### Problem
Reproduce the listing below with every occurrence of "detail-text" swapped for "detail-label" and nothing else altered.

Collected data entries
----

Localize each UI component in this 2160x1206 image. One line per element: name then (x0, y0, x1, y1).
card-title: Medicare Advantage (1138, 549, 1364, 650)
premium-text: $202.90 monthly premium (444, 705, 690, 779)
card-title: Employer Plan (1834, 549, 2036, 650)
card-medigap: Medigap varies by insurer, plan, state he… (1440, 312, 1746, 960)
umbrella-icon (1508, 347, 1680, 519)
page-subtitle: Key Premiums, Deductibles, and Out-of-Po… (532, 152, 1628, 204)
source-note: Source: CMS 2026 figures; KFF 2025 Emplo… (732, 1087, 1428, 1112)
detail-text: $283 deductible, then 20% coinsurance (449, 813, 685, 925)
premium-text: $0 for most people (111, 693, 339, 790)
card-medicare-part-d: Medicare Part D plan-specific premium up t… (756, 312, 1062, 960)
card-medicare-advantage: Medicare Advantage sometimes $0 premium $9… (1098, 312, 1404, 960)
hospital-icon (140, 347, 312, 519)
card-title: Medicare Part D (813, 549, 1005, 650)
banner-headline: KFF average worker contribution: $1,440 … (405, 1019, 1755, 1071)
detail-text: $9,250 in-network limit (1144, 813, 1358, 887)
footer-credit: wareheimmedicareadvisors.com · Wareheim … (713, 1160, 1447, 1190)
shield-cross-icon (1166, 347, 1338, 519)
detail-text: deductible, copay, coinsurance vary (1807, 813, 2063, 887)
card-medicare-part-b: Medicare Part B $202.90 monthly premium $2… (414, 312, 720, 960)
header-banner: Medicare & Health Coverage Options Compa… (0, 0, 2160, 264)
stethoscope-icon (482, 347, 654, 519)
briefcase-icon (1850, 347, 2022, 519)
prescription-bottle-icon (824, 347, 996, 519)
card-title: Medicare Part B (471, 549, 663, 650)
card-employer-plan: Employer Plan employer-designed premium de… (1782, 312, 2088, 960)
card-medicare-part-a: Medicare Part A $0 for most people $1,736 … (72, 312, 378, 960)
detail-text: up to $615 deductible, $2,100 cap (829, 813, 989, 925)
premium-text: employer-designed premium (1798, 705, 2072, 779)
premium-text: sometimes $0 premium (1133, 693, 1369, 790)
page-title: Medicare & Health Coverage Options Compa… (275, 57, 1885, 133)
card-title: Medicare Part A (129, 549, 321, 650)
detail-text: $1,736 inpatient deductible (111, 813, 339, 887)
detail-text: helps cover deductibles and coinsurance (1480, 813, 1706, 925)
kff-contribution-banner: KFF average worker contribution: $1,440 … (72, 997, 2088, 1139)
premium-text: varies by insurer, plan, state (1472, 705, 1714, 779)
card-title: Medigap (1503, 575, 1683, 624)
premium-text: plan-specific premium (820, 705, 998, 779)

----

### Written reply
Localize each UI component in this 2160x1206 image. One line per element: name then (x0, y0, x1, y1).
card-title: Medicare Advantage (1138, 549, 1364, 650)
premium-text: $202.90 monthly premium (444, 705, 690, 779)
card-title: Employer Plan (1834, 549, 2036, 650)
card-medigap: Medigap varies by insurer, plan, state he… (1440, 312, 1746, 960)
umbrella-icon (1508, 347, 1680, 519)
page-subtitle: Key Premiums, Deductibles, and Out-of-Po… (532, 152, 1628, 204)
source-note: Source: CMS 2026 figures; KFF 2025 Emplo… (732, 1087, 1428, 1112)
detail-label: $283 deductible, then 20% coinsurance (449, 813, 685, 925)
premium-text: $0 for most people (111, 693, 339, 790)
card-medicare-part-d: Medicare Part D plan-specific premium up t… (756, 312, 1062, 960)
card-medicare-advantage: Medicare Advantage sometimes $0 premium $9… (1098, 312, 1404, 960)
hospital-icon (140, 347, 312, 519)
card-title: Medicare Part D (813, 549, 1005, 650)
banner-headline: KFF average worker contribution: $1,440 … (405, 1019, 1755, 1071)
detail-label: $9,250 in-network limit (1144, 813, 1358, 887)
footer-credit: wareheimmedicareadvisors.com · Wareheim … (713, 1160, 1447, 1190)
shield-cross-icon (1166, 347, 1338, 519)
detail-label: deductible, copay, coinsurance vary (1807, 813, 2063, 887)
card-medicare-part-b: Medicare Part B $202.90 monthly premium $2… (414, 312, 720, 960)
header-banner: Medicare & Health Coverage Options Compa… (0, 0, 2160, 264)
stethoscope-icon (482, 347, 654, 519)
briefcase-icon (1850, 347, 2022, 519)
prescription-bottle-icon (824, 347, 996, 519)
card-title: Medicare Part B (471, 549, 663, 650)
card-employer-plan: Employer Plan employer-designed premium de… (1782, 312, 2088, 960)
card-medicare-part-a: Medicare Part A $0 for most people $1,736 … (72, 312, 378, 960)
detail-label: up to $615 deductible, $2,100 cap (829, 813, 989, 925)
premium-text: employer-designed premium (1798, 705, 2072, 779)
premium-text: sometimes $0 premium (1133, 693, 1369, 790)
page-title: Medicare & Health Coverage Options Compa… (275, 57, 1885, 133)
card-title: Medicare Part A (129, 549, 321, 650)
detail-label: $1,736 inpatient deductible (111, 813, 339, 887)
detail-label: helps cover deductibles and coinsurance (1480, 813, 1706, 925)
kff-contribution-banner: KFF average worker contribution: $1,440 … (72, 997, 2088, 1139)
premium-text: varies by insurer, plan, state (1472, 705, 1714, 779)
card-title: Medigap (1503, 575, 1683, 624)
premium-text: plan-specific premium (820, 705, 998, 779)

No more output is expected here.